---------- ENTRIES PROVIDED ----------
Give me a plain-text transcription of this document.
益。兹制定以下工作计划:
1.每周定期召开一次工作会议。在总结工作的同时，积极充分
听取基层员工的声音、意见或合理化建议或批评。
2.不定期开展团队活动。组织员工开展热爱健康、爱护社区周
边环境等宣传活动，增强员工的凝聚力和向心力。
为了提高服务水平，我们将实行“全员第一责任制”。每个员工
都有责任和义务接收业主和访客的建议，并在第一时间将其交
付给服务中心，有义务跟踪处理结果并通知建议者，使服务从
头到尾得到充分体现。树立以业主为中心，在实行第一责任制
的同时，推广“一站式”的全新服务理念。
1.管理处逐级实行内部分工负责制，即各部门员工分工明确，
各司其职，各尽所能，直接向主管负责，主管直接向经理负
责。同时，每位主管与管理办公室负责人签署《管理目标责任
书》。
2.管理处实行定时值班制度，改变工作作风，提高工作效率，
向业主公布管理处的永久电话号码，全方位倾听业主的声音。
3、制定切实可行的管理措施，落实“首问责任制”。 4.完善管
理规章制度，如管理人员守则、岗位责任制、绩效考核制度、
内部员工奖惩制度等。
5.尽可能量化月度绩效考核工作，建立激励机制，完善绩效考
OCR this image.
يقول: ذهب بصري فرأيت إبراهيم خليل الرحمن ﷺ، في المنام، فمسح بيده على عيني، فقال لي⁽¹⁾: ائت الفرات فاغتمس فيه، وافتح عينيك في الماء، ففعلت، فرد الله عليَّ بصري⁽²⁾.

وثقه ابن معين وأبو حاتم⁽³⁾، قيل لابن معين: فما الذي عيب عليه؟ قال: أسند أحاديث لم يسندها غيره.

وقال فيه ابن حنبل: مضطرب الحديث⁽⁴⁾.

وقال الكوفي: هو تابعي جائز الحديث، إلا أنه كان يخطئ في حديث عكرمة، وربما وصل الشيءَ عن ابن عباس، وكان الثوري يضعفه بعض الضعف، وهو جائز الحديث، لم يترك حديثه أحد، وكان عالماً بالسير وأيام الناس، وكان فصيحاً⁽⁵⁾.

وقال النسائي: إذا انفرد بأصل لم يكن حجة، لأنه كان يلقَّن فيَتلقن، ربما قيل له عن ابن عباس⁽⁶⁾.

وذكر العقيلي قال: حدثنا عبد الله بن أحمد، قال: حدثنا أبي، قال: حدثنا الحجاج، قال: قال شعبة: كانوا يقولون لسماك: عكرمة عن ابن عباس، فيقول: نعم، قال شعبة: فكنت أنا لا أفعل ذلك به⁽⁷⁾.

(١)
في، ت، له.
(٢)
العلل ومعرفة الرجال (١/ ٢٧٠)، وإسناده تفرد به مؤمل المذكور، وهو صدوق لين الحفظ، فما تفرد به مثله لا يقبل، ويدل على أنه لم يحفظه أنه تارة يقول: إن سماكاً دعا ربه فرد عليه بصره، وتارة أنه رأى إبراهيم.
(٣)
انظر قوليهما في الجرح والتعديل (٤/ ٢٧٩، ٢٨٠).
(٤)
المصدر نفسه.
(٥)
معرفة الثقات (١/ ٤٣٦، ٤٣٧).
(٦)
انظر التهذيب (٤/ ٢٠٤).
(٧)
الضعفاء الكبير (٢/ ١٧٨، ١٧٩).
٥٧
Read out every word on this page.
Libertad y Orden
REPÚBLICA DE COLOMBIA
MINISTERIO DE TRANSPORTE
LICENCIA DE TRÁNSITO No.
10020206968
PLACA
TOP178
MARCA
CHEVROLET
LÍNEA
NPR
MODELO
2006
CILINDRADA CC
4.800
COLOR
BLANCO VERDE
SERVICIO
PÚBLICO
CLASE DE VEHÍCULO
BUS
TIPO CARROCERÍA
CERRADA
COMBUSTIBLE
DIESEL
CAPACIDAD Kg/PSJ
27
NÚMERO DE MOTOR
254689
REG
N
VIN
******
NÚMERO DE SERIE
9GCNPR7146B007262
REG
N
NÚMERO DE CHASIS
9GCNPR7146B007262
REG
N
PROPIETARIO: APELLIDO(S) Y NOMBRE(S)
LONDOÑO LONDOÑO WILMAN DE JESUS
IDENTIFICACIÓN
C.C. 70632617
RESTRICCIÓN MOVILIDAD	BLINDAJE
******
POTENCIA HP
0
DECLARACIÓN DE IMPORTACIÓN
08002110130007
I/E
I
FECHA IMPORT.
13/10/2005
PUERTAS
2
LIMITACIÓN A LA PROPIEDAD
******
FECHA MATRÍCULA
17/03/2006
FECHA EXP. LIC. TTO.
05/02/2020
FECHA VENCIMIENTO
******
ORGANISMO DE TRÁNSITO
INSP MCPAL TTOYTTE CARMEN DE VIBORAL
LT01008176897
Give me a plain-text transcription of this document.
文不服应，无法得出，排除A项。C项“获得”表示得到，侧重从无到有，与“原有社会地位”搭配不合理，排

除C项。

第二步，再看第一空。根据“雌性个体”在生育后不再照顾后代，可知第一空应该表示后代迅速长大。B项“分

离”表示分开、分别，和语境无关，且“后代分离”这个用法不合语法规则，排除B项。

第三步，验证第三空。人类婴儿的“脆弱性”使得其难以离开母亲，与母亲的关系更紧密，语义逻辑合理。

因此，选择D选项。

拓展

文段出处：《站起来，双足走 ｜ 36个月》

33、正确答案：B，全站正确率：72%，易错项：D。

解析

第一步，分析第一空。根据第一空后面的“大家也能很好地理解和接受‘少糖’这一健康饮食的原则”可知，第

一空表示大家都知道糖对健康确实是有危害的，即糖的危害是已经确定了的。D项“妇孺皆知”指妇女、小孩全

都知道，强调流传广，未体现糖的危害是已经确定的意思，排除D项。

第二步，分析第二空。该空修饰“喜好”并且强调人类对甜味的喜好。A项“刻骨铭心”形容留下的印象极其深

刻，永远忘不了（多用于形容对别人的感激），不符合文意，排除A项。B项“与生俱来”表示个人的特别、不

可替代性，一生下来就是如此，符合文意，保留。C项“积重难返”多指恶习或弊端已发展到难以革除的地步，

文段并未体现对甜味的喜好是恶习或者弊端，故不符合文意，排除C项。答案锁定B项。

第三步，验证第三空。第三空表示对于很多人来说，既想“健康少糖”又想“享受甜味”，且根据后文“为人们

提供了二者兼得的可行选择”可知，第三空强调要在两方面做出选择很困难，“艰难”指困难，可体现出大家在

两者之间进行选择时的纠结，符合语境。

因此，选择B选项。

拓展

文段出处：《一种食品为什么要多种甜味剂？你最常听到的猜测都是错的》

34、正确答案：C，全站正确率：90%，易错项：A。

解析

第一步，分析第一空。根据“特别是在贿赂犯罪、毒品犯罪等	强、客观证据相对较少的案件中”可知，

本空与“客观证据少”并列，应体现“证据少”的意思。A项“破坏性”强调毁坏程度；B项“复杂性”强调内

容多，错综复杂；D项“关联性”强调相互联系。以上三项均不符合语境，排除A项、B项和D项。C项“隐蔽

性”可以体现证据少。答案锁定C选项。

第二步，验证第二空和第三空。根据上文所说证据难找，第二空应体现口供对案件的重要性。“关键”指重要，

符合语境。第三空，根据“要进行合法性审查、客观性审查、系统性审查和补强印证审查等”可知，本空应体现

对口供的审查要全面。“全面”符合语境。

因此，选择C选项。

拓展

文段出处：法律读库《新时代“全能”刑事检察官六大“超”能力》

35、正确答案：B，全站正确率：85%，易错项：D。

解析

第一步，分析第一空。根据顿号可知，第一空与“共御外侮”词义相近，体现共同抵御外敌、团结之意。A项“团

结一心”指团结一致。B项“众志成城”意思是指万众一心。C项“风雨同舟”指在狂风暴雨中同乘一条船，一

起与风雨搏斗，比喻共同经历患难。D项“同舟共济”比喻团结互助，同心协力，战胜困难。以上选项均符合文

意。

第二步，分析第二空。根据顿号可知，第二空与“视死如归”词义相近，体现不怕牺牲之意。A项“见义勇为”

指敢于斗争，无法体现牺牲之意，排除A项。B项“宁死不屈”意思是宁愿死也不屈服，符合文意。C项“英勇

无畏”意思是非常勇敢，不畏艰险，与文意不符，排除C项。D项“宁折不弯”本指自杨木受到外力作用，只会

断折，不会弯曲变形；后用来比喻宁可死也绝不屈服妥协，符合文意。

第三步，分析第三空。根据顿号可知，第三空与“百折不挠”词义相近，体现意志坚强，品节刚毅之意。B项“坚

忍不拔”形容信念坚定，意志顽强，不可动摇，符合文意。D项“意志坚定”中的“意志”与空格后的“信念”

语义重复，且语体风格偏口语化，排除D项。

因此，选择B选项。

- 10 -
----------
TASK REQUIREMENTS: Search the records for the string "验证第三空" and return every line in which it occurs.

TASK OUTPUT:
第三步，验证第三空。人类婴儿的“脆弱性”使得其难以离开母亲，与母亲的关系更紧密，语义逻辑合理。
第三步，验证第三空。第三空表示对于很多人来说，既想“健康少糖”又想“享受甜味”，且根据后文“为人们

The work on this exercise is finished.